-- start Supplied material --
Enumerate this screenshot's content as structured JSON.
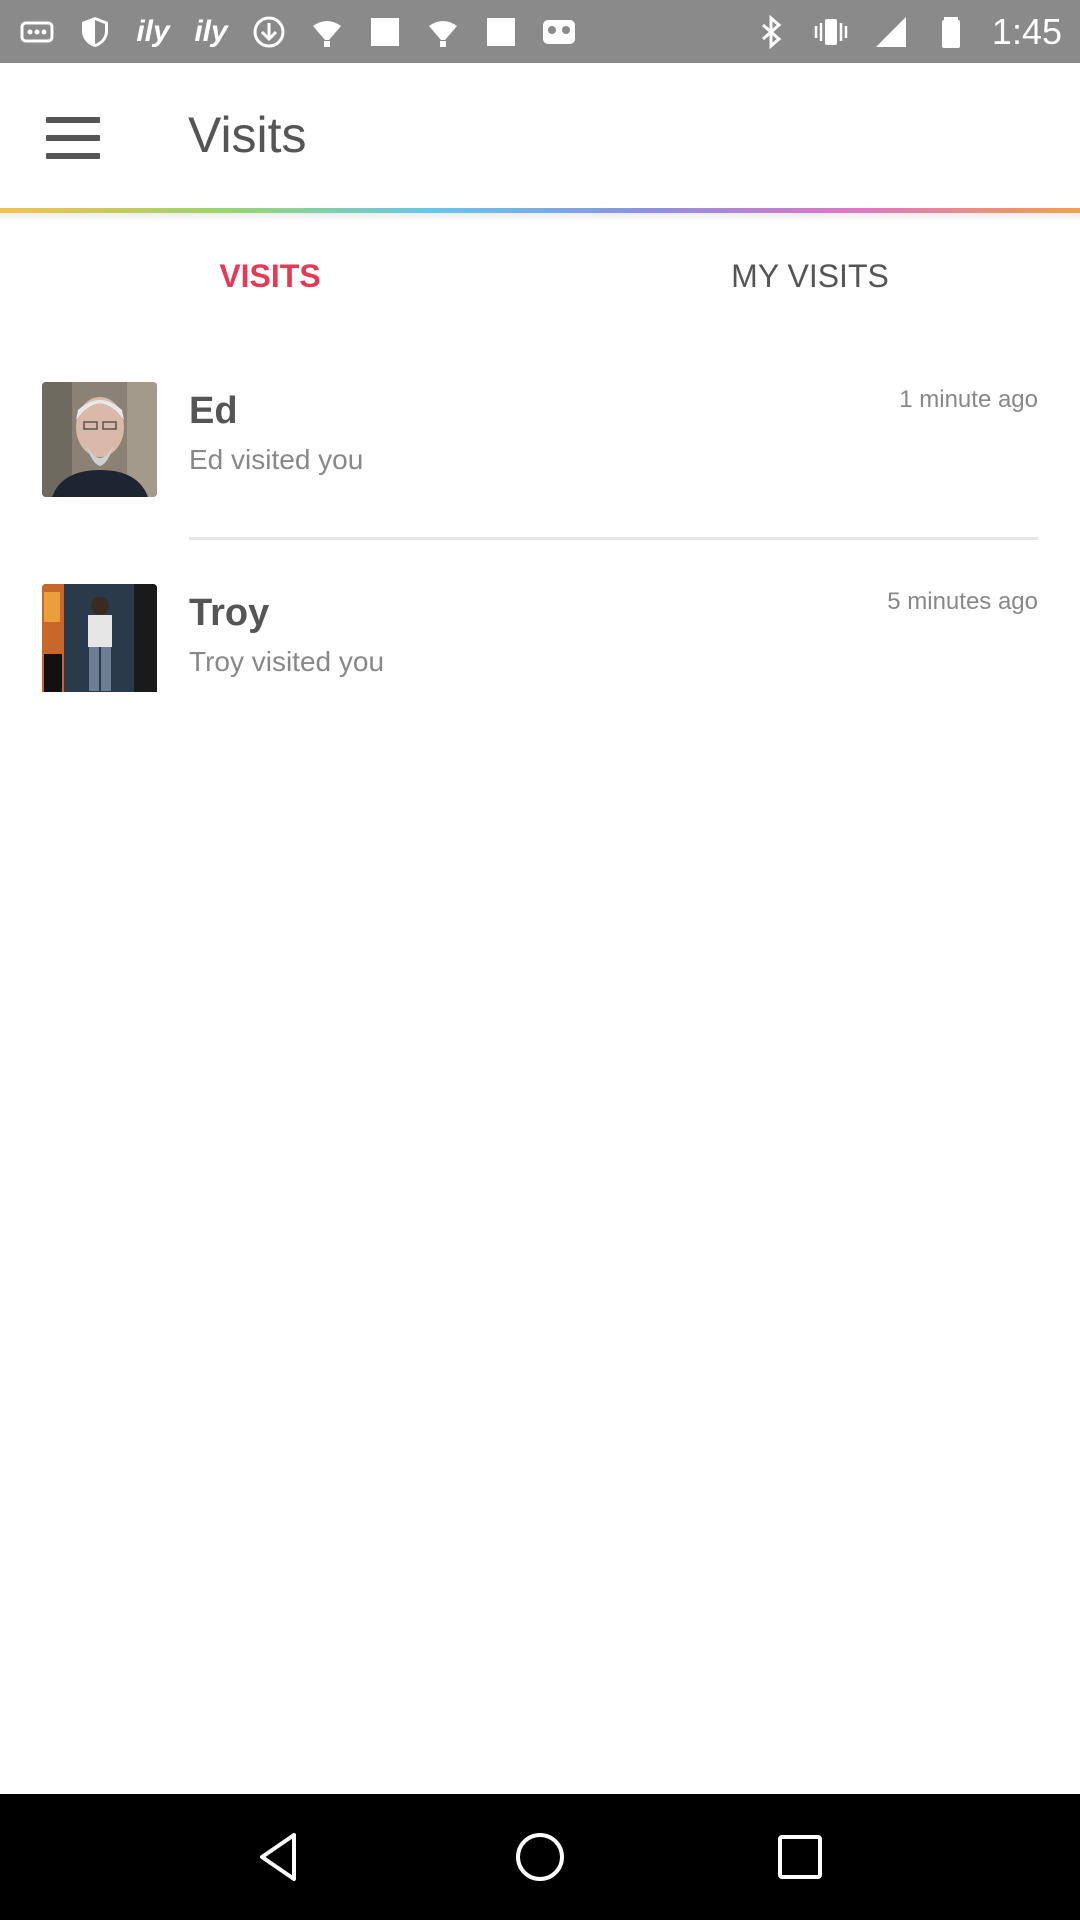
{
  "status_bar": {
    "time": "1:45",
    "left_icons": [
      "more-icon",
      "shield-icon",
      "ily-icon",
      "ily-icon",
      "download-icon",
      "lightbulb-icon",
      "square-icon",
      "lightbulb-icon",
      "square-icon",
      "gamepad-icon"
    ],
    "ily_text": "ily",
    "right_icons": [
      "bluetooth-icon",
      "vibrate-icon",
      "signal-icon",
      "battery-icon"
    ]
  },
  "app_bar": {
    "title": "Visits",
    "menu_icon": "hamburger-menu-icon"
  },
  "tabs": [
    {
      "label": "VISITS",
      "active": true
    },
    {
      "label": "MY VISITS",
      "active": false
    }
  ],
  "visits": [
    {
      "name": "Ed",
      "message": "Ed visited you",
      "time": "1 minute ago"
    },
    {
      "name": "Troy",
      "message": "Troy visited you",
      "time": "5 minutes ago"
    }
  ],
  "colors": {
    "accent": "#e53a57",
    "status_bar": "#8a8a8a",
    "text_primary": "#555555",
    "text_secondary": "#888888"
  }
}
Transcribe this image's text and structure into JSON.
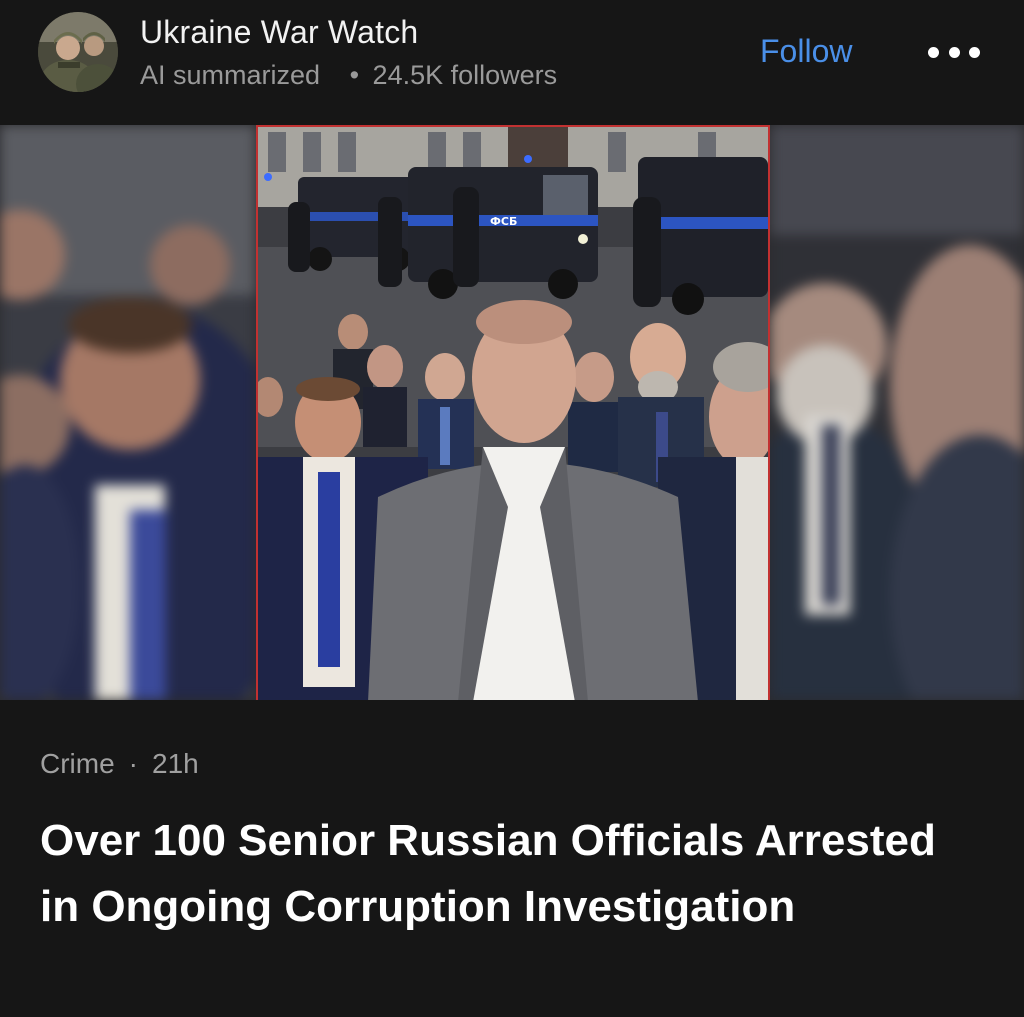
{
  "source": {
    "name": "Ukraine War Watch",
    "summary_label": "AI summarized",
    "followers": "24.5K followers",
    "separator": "•"
  },
  "actions": {
    "follow_label": "Follow",
    "more_icon": "more-horizontal-icon"
  },
  "article": {
    "category": "Crime",
    "separator": "·",
    "age": "21h",
    "headline": "Over 100 Senior Russian Officials Arrested in Ongoing Corruption Investigation"
  },
  "hero": {
    "van_marking": "ФСБ",
    "frame_color": "#c23131"
  },
  "colors": {
    "background": "#161616",
    "accent": "#4a8fe8",
    "muted_text": "#9a9a9a"
  }
}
-- end Supplied material --
■ What you need to do:
Return the number of lines that include the word "this", and nothing else.

■ Response:
2